- _Short problem_
For every line in the data below that contains "Azure", copy the line.

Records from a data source
┌──
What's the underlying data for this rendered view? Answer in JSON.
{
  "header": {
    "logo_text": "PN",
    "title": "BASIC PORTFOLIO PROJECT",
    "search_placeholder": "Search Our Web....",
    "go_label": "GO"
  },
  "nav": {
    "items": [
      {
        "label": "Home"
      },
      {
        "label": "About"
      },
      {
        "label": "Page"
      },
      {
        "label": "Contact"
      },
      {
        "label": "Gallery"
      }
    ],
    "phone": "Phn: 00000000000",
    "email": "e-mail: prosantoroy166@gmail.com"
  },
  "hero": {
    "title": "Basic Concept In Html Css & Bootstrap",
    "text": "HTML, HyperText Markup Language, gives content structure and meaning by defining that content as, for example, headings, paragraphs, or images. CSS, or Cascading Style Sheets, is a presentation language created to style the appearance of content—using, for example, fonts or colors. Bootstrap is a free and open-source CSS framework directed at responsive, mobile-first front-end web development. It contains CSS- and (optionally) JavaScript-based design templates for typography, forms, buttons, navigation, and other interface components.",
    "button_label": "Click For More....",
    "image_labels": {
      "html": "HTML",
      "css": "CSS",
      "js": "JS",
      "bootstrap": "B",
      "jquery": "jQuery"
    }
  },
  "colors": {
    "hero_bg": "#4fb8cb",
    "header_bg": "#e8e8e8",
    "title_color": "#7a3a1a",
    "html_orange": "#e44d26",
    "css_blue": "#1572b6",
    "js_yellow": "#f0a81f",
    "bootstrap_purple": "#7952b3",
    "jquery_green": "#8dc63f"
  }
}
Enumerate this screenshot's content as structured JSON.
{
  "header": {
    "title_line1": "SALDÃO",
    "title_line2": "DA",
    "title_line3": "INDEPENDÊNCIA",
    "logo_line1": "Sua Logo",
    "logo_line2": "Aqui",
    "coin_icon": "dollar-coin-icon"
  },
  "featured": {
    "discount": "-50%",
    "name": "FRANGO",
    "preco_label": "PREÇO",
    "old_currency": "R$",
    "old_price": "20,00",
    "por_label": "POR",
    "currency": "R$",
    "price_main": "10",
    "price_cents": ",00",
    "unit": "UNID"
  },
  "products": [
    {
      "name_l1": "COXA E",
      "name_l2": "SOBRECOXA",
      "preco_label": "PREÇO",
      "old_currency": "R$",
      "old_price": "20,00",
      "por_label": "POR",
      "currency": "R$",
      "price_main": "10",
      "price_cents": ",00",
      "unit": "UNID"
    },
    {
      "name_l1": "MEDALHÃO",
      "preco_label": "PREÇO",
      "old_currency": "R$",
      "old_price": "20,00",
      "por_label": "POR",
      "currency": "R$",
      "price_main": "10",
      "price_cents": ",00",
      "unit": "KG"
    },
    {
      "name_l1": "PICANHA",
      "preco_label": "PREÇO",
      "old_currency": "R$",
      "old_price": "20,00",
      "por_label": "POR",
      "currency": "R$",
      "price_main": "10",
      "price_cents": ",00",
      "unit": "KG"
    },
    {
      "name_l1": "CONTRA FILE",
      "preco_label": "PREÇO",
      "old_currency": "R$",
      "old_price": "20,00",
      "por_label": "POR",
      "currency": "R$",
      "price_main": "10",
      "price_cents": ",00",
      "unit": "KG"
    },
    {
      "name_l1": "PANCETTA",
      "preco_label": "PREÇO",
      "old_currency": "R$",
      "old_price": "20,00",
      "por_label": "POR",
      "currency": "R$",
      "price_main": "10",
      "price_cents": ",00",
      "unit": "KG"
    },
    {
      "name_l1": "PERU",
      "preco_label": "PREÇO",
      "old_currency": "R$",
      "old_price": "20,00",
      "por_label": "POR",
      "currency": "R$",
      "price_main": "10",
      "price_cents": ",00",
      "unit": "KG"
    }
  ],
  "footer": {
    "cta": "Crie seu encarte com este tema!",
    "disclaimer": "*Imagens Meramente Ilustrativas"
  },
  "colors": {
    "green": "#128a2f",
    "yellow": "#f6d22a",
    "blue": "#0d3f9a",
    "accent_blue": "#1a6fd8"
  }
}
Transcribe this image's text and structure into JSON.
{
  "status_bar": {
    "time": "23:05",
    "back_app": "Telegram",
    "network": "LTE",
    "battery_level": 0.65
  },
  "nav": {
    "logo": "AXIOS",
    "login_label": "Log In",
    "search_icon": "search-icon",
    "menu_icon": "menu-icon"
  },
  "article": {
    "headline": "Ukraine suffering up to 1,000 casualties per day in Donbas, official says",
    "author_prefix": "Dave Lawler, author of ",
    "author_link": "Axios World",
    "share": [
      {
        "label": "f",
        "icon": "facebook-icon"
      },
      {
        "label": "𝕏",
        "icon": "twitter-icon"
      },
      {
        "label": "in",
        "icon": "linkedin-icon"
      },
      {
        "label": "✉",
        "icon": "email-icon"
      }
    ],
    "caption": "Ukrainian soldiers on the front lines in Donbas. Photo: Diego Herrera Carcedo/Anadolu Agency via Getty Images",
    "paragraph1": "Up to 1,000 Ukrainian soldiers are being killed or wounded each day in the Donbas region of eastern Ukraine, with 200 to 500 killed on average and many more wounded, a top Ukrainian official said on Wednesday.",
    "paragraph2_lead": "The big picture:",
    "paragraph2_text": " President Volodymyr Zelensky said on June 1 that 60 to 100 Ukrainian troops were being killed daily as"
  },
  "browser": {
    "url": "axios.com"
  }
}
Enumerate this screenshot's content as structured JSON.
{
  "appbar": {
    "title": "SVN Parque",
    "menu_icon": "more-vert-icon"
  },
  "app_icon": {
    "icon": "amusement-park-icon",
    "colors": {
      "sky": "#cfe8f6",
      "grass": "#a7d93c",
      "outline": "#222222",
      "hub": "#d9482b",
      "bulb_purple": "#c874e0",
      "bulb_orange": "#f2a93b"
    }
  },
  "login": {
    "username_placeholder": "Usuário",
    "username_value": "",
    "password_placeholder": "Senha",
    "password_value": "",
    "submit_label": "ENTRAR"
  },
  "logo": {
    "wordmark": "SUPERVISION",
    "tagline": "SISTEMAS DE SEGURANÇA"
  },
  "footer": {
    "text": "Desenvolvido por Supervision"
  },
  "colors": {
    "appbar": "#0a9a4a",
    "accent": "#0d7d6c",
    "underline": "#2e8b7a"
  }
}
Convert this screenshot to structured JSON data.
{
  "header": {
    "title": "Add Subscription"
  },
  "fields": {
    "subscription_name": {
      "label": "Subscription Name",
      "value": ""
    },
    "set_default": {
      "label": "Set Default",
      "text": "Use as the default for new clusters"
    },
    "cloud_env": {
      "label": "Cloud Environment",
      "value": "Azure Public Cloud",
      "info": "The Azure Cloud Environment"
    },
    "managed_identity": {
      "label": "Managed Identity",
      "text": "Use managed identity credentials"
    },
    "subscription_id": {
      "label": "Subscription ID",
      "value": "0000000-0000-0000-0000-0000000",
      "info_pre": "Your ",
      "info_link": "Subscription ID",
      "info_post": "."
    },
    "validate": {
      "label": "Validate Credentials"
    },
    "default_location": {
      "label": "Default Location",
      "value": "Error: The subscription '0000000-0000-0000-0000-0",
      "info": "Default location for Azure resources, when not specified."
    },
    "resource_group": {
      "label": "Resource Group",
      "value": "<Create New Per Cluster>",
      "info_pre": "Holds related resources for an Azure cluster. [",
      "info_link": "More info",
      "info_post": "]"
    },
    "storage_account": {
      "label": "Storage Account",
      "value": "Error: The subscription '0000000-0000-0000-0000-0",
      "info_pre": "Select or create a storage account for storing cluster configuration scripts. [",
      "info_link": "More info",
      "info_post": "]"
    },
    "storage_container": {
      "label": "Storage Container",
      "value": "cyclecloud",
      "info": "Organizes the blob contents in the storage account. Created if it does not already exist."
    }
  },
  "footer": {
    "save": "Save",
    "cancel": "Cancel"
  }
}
└──
- _Response below_
      "value": "Azure Public Cloud",
      "info": "The Azure Cloud Environment"
      "info": "Default location for Azure resources, when not specified."
      "info_pre": "Holds related resources for an Azure cluster. [",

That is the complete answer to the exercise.